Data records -

>> START

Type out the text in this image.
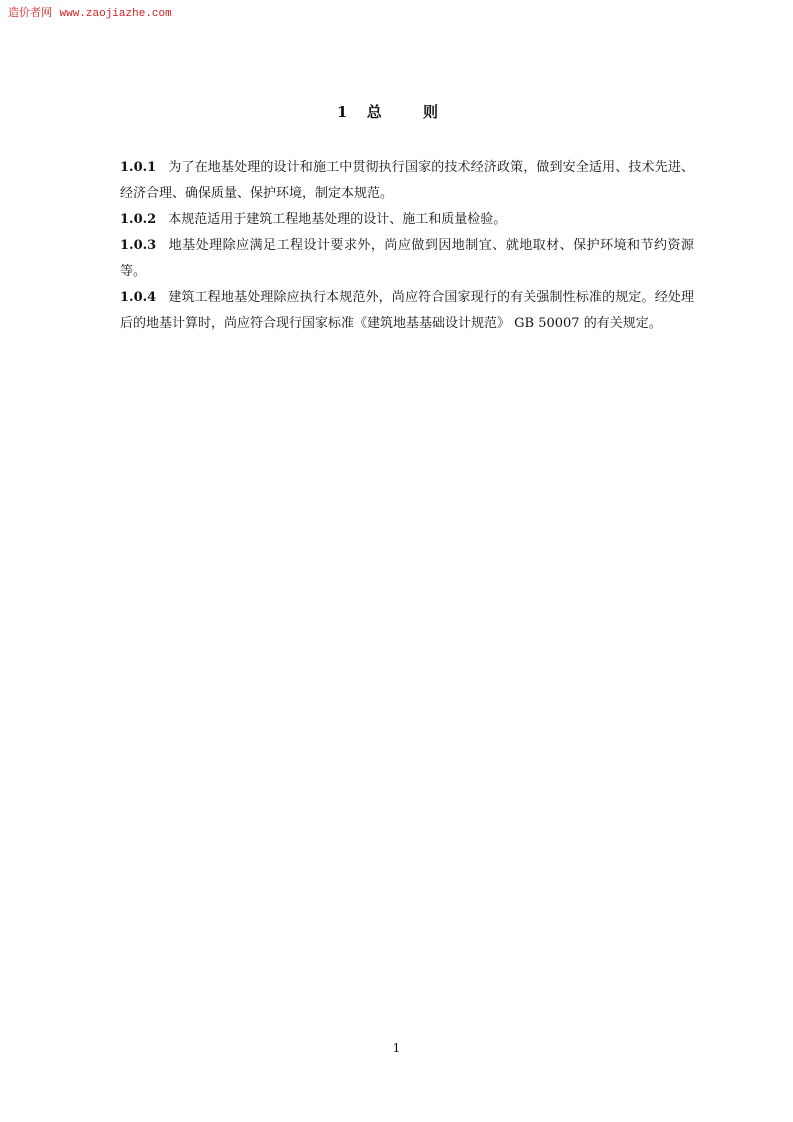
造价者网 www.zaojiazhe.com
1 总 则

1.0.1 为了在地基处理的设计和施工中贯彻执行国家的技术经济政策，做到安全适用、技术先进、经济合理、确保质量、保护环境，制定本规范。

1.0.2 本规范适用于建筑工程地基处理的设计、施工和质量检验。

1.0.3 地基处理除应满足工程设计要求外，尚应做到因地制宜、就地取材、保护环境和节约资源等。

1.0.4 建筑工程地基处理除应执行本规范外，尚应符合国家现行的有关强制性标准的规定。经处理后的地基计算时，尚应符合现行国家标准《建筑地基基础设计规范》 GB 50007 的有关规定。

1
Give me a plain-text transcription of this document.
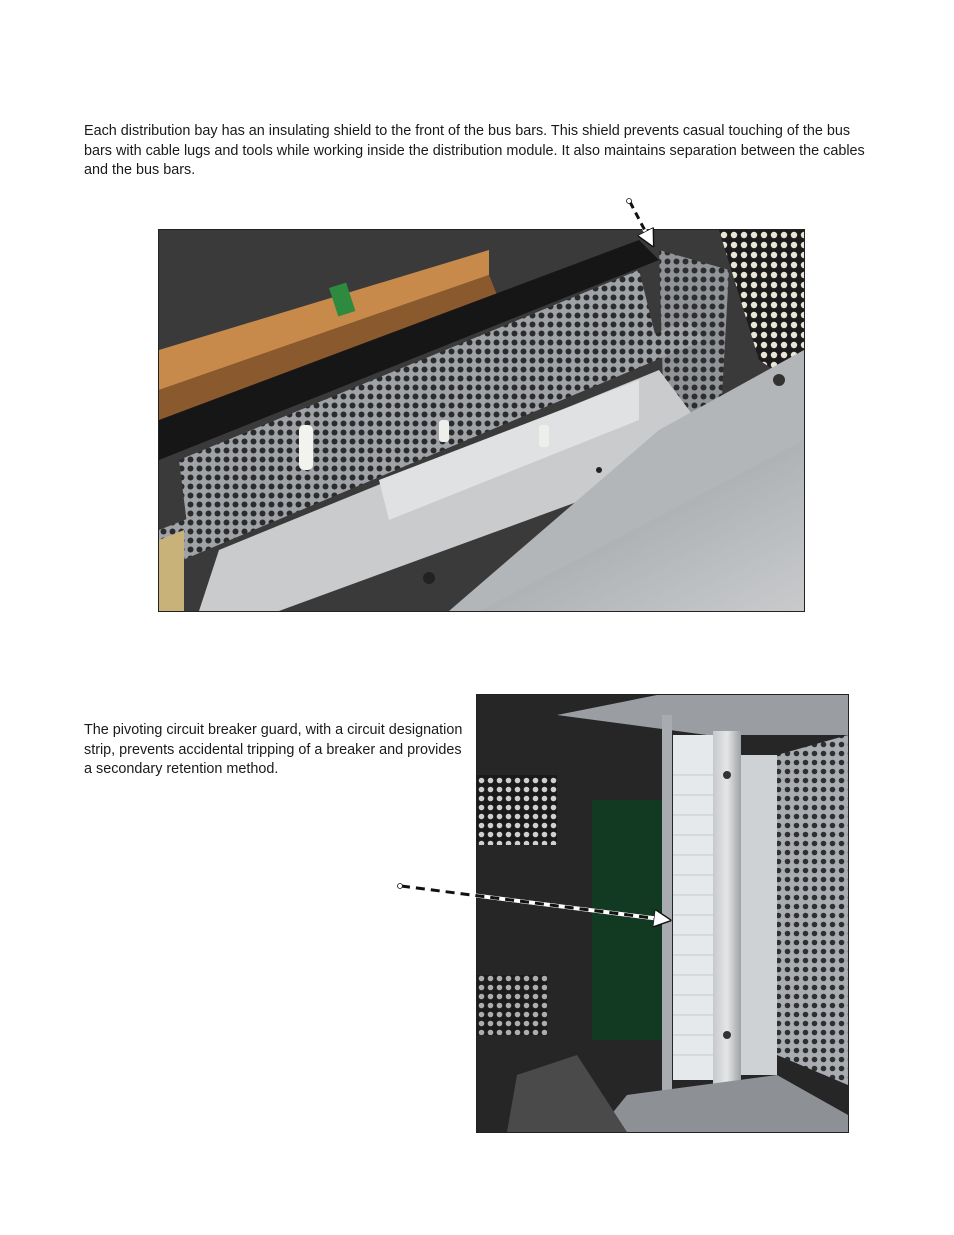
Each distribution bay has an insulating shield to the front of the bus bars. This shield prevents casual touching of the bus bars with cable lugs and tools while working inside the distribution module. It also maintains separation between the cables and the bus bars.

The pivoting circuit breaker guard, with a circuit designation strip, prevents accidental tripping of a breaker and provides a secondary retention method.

>> END

Directive -
Quote each record exactly as it stands, minus the pictures.

Answer to the exercise -
Type out the text in this image.
造价者网 www.zaojiazhe.com
1 总 则

1.0.1 为了在地基处理的设计和施工中贯彻执行国家的技术经济政策，做到安全适用、技术先进、经济合理、确保质量、保护环境，制定本规范。

1.0.2 本规范适用于建筑工程地基处理的设计、施工和质量检验。

1.0.3 地基处理除应满足工程设计要求外，尚应做到因地制宜、就地取材、保护环境和节约资源等。

1.0.4 建筑工程地基处理除应执行本规范外，尚应符合国家现行的有关强制性标准的规定。经处理后的地基计算时，尚应符合现行国家标准《建筑地基基础设计规范》 GB 50007 的有关规定。

1
Give me a plain-text transcription of this document.
Each distribution bay has an insulating shield to the front of the bus bars. This shield prevents casual touching of the bus bars with cable lugs and tools while working inside the distribution module. It also maintains separation between the cables and the bus bars.

The pivoting circuit breaker guard, with a circuit designation strip, prevents accidental tripping of a breaker and provides a secondary retention method.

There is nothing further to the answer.